** START OF Record list **

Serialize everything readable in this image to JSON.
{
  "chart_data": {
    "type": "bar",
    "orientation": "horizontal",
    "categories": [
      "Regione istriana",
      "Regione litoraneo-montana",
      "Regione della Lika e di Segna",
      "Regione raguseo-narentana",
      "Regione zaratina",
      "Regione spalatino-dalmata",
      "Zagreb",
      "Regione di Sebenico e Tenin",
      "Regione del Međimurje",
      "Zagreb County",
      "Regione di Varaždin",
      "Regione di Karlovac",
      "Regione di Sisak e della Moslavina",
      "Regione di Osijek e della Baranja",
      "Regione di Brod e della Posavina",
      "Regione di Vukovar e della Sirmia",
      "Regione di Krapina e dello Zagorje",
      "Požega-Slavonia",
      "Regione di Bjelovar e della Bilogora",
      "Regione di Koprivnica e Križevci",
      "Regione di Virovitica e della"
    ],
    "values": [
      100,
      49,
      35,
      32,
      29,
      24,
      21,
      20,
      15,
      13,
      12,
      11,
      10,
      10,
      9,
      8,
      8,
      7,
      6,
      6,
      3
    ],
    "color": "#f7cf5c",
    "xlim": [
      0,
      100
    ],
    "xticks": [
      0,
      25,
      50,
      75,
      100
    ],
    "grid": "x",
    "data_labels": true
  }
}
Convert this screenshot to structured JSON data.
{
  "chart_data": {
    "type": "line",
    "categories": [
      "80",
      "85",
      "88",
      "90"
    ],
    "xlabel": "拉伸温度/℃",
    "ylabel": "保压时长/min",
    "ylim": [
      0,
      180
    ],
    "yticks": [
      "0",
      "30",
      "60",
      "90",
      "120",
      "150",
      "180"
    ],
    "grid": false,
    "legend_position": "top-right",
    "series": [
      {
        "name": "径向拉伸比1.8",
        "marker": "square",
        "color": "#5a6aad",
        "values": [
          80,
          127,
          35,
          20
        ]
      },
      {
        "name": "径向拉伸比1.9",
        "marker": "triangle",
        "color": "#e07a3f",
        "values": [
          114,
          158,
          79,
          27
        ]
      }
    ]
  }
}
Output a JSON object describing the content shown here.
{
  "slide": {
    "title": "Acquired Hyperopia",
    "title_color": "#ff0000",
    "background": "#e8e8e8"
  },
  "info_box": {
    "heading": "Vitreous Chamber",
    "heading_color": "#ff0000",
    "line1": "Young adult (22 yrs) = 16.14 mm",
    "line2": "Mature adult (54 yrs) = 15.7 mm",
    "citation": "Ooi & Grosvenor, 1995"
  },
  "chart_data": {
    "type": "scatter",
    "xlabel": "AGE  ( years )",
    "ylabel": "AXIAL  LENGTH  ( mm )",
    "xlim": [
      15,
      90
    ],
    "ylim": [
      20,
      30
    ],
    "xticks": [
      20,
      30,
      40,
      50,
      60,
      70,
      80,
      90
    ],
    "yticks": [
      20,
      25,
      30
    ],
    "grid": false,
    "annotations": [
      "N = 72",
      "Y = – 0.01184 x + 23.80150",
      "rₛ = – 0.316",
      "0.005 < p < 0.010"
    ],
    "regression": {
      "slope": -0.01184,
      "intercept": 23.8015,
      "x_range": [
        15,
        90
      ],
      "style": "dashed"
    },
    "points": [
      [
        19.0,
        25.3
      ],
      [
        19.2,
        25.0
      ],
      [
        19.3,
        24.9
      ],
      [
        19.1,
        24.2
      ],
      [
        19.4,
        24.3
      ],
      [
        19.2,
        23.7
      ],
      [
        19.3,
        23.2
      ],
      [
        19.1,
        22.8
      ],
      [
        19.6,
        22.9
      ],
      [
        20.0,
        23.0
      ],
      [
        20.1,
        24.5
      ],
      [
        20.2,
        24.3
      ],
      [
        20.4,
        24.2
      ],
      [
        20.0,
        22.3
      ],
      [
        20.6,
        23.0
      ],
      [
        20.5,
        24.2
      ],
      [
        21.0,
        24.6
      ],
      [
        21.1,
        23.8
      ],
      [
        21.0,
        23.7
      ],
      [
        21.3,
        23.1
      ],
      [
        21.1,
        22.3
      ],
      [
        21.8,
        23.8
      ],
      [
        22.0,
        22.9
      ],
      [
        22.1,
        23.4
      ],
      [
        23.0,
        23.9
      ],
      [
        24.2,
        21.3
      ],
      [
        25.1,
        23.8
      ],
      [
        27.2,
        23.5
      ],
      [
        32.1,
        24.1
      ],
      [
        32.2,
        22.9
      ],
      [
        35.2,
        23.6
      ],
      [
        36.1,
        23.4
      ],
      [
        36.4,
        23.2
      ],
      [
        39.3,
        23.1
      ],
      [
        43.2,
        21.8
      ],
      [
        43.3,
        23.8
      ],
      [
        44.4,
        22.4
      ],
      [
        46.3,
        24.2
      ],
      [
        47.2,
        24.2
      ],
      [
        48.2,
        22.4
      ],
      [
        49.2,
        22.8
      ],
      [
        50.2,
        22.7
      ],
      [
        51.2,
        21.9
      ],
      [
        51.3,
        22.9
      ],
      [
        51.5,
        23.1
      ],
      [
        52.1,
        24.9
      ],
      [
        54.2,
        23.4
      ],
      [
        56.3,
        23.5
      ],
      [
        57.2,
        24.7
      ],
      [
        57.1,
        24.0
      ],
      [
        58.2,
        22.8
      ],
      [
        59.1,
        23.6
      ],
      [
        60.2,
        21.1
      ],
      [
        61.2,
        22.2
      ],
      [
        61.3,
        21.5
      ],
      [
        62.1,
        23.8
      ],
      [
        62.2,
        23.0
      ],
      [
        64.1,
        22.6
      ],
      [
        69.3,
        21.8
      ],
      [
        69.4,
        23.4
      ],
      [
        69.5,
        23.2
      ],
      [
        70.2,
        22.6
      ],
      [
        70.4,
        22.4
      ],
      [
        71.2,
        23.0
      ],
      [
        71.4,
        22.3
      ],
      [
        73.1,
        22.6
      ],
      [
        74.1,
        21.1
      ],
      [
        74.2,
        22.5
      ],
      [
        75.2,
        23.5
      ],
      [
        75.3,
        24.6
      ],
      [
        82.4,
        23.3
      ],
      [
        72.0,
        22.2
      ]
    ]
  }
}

** END OF Record list **

> Stated problem
Every record above should be output exactly.

> Full solution
Serialize everything readable in this image to JSON.
{
  "chart_data": {
    "type": "bar",
    "orientation": "horizontal",
    "categories": [
      "Regione istriana",
      "Regione litoraneo-montana",
      "Regione della Lika e di Segna",
      "Regione raguseo-narentana",
      "Regione zaratina",
      "Regione spalatino-dalmata",
      "Zagreb",
      "Regione di Sebenico e Tenin",
      "Regione del Međimurje",
      "Zagreb County",
      "Regione di Varaždin",
      "Regione di Karlovac",
      "Regione di Sisak e della Moslavina",
      "Regione di Osijek e della Baranja",
      "Regione di Brod e della Posavina",
      "Regione di Vukovar e della Sirmia",
      "Regione di Krapina e dello Zagorje",
      "Požega-Slavonia",
      "Regione di Bjelovar e della Bilogora",
      "Regione di Koprivnica e Križevci",
      "Regione di Virovitica e della"
    ],
    "values": [
      100,
      49,
      35,
      32,
      29,
      24,
      21,
      20,
      15,
      13,
      12,
      11,
      10,
      10,
      9,
      8,
      8,
      7,
      6,
      6,
      3
    ],
    "color": "#f7cf5c",
    "xlim": [
      0,
      100
    ],
    "xticks": [
      0,
      25,
      50,
      75,
      100
    ],
    "grid": "x",
    "data_labels": true
  }
}
Convert this screenshot to structured JSON data.
{
  "chart_data": {
    "type": "line",
    "categories": [
      "80",
      "85",
      "88",
      "90"
    ],
    "xlabel": "拉伸温度/℃",
    "ylabel": "保压时长/min",
    "ylim": [
      0,
      180
    ],
    "yticks": [
      "0",
      "30",
      "60",
      "90",
      "120",
      "150",
      "180"
    ],
    "grid": false,
    "legend_position": "top-right",
    "series": [
      {
        "name": "径向拉伸比1.8",
        "marker": "square",
        "color": "#5a6aad",
        "values": [
          80,
          127,
          35,
          20
        ]
      },
      {
        "name": "径向拉伸比1.9",
        "marker": "triangle",
        "color": "#e07a3f",
        "values": [
          114,
          158,
          79,
          27
        ]
      }
    ]
  }
}
Output a JSON object describing the content shown here.
{
  "slide": {
    "title": "Acquired Hyperopia",
    "title_color": "#ff0000",
    "background": "#e8e8e8"
  },
  "info_box": {
    "heading": "Vitreous Chamber",
    "heading_color": "#ff0000",
    "line1": "Young adult (22 yrs) = 16.14 mm",
    "line2": "Mature adult (54 yrs) = 15.7 mm",
    "citation": "Ooi & Grosvenor, 1995"
  },
  "chart_data": {
    "type": "scatter",
    "xlabel": "AGE  ( years )",
    "ylabel": "AXIAL  LENGTH  ( mm )",
    "xlim": [
      15,
      90
    ],
    "ylim": [
      20,
      30
    ],
    "xticks": [
      20,
      30,
      40,
      50,
      60,
      70,
      80,
      90
    ],
    "yticks": [
      20,
      25,
      30
    ],
    "grid": false,
    "annotations": [
      "N = 72",
      "Y = – 0.01184 x + 23.80150",
      "rₛ = – 0.316",
      "0.005 < p < 0.010"
    ],
    "regression": {
      "slope": -0.01184,
      "intercept": 23.8015,
      "x_range": [
        15,
        90
      ],
      "style": "dashed"
    },
    "points": [
      [
        19.0,
        25.3
      ],
      [
        19.2,
        25.0
      ],
      [
        19.3,
        24.9
      ],
      [
        19.1,
        24.2
      ],
      [
        19.4,
        24.3
      ],
      [
        19.2,
        23.7
      ],
      [
        19.3,
        23.2
      ],
      [
        19.1,
        22.8
      ],
      [
        19.6,
        22.9
      ],
      [
        20.0,
        23.0
      ],
      [
        20.1,
        24.5
      ],
      [
        20.2,
        24.3
      ],
      [
        20.4,
        24.2
      ],
      [
        20.0,
        22.3
      ],
      [
        20.6,
        23.0
      ],
      [
        20.5,
        24.2
      ],
      [
        21.0,
        24.6
      ],
      [
        21.1,
        23.8
      ],
      [
        21.0,
        23.7
      ],
      [
        21.3,
        23.1
      ],
      [
        21.1,
        22.3
      ],
      [
        21.8,
        23.8
      ],
      [
        22.0,
        22.9
      ],
      [
        22.1,
        23.4
      ],
      [
        23.0,
        23.9
      ],
      [
        24.2,
        21.3
      ],
      [
        25.1,
        23.8
      ],
      [
        27.2,
        23.5
      ],
      [
        32.1,
        24.1
      ],
      [
        32.2,
        22.9
      ],
      [
        35.2,
        23.6
      ],
      [
        36.1,
        23.4
      ],
      [
        36.4,
        23.2
      ],
      [
        39.3,
        23.1
      ],
      [
        43.2,
        21.8
      ],
      [
        43.3,
        23.8
      ],
      [
        44.4,
        22.4
      ],
      [
        46.3,
        24.2
      ],
      [
        47.2,
        24.2
      ],
      [
        48.2,
        22.4
      ],
      [
        49.2,
        22.8
      ],
      [
        50.2,
        22.7
      ],
      [
        51.2,
        21.9
      ],
      [
        51.3,
        22.9
      ],
      [
        51.5,
        23.1
      ],
      [
        52.1,
        24.9
      ],
      [
        54.2,
        23.4
      ],
      [
        56.3,
        23.5
      ],
      [
        57.2,
        24.7
      ],
      [
        57.1,
        24.0
      ],
      [
        58.2,
        22.8
      ],
      [
        59.1,
        23.6
      ],
      [
        60.2,
        21.1
      ],
      [
        61.2,
        22.2
      ],
      [
        61.3,
        21.5
      ],
      [
        62.1,
        23.8
      ],
      [
        62.2,
        23.0
      ],
      [
        64.1,
        22.6
      ],
      [
        69.3,
        21.8
      ],
      [
        69.4,
        23.4
      ],
      [
        69.5,
        23.2
      ],
      [
        70.2,
        22.6
      ],
      [
        70.4,
        22.4
      ],
      [
        71.2,
        23.0
      ],
      [
        71.4,
        22.3
      ],
      [
        73.1,
        22.6
      ],
      [
        74.1,
        21.1
      ],
      [
        74.2,
        22.5
      ],
      [
        75.2,
        23.5
      ],
      [
        75.3,
        24.6
      ],
      [
        82.4,
        23.3
      ],
      [
        72.0,
        22.2
      ]
    ]
  }
}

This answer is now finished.